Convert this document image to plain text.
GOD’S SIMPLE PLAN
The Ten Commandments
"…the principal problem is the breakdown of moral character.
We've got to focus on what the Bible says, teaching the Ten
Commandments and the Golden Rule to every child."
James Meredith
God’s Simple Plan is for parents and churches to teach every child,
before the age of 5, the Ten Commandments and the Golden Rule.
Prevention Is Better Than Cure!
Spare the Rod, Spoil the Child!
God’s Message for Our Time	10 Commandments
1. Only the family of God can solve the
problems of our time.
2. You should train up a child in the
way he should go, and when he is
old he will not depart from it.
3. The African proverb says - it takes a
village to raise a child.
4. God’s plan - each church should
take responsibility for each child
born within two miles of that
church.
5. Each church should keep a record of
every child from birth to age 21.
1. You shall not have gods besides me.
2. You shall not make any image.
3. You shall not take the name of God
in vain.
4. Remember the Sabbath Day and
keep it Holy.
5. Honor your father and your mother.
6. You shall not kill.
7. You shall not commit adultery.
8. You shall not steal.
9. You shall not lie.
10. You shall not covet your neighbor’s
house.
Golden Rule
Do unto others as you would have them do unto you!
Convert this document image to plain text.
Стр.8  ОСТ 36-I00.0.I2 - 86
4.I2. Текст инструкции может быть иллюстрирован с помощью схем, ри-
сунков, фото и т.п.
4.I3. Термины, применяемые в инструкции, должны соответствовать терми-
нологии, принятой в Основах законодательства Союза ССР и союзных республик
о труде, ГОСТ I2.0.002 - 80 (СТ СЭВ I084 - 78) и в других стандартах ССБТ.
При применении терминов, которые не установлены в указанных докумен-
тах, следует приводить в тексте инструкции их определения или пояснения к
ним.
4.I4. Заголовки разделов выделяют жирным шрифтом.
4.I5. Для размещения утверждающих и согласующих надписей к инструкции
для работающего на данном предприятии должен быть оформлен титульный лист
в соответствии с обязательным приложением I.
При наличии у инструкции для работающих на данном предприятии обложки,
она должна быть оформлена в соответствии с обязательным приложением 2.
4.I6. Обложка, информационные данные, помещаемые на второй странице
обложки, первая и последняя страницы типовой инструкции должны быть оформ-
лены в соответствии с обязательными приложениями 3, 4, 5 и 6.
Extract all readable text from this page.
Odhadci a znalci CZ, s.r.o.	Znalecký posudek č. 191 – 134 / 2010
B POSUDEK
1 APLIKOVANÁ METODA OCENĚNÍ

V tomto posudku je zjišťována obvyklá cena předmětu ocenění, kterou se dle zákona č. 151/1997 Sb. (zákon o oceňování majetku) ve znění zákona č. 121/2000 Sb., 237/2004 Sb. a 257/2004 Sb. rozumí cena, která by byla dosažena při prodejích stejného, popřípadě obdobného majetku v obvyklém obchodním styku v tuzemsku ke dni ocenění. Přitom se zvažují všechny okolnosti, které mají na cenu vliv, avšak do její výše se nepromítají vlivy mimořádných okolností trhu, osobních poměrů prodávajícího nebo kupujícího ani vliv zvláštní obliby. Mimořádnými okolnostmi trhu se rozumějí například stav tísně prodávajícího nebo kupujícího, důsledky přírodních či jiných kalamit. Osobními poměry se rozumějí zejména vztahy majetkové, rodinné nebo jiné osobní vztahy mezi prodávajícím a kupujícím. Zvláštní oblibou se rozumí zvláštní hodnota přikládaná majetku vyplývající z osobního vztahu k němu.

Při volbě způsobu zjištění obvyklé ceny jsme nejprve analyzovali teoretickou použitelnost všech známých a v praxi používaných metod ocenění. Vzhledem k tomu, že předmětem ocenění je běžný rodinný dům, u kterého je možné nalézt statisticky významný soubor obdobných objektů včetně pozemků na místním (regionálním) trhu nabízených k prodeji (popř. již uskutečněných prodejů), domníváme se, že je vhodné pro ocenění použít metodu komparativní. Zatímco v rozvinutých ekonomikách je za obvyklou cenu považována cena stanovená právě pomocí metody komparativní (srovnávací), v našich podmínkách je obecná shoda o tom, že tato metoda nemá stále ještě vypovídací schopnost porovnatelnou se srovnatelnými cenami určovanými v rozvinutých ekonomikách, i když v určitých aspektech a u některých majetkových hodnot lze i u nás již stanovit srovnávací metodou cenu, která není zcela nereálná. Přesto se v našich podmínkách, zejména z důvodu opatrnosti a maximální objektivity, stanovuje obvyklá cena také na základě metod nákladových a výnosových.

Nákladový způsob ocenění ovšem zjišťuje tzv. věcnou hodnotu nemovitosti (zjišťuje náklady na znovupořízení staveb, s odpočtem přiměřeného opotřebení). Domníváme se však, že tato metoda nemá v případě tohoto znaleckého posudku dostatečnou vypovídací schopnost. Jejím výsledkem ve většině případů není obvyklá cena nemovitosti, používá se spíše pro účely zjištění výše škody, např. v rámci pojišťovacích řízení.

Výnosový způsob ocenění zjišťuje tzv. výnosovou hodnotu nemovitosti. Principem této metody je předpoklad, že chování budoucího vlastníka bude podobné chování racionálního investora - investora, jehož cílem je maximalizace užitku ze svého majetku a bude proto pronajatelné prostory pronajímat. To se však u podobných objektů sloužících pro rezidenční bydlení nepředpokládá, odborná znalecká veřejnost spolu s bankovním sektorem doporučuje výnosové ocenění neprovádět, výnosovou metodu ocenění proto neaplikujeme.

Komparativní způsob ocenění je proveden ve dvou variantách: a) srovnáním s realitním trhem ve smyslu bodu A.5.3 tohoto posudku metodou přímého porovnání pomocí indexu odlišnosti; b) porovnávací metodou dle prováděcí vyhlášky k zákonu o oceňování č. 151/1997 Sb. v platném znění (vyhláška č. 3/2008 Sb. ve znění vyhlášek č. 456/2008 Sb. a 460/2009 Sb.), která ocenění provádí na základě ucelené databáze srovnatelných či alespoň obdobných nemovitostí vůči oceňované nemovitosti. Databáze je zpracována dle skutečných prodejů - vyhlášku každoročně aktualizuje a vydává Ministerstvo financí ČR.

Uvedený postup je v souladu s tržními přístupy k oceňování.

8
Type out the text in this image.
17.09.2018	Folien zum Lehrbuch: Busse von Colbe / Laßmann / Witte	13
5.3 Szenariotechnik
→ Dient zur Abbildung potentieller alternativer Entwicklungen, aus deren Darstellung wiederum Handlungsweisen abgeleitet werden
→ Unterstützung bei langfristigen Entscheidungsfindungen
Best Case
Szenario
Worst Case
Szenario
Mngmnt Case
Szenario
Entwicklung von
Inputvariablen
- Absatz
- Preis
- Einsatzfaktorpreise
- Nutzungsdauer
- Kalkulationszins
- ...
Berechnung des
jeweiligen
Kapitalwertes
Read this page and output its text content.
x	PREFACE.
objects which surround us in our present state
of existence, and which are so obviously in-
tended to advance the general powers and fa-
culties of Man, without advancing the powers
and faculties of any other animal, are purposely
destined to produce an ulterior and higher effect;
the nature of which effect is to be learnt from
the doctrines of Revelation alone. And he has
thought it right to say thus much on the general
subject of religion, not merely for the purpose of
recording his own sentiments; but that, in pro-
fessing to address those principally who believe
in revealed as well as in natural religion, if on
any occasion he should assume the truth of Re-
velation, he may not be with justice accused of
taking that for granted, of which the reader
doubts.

# OBJECTIVE
What is the number of lines in these records that contain "general"? Reply with the number only.

# RESPONSE
2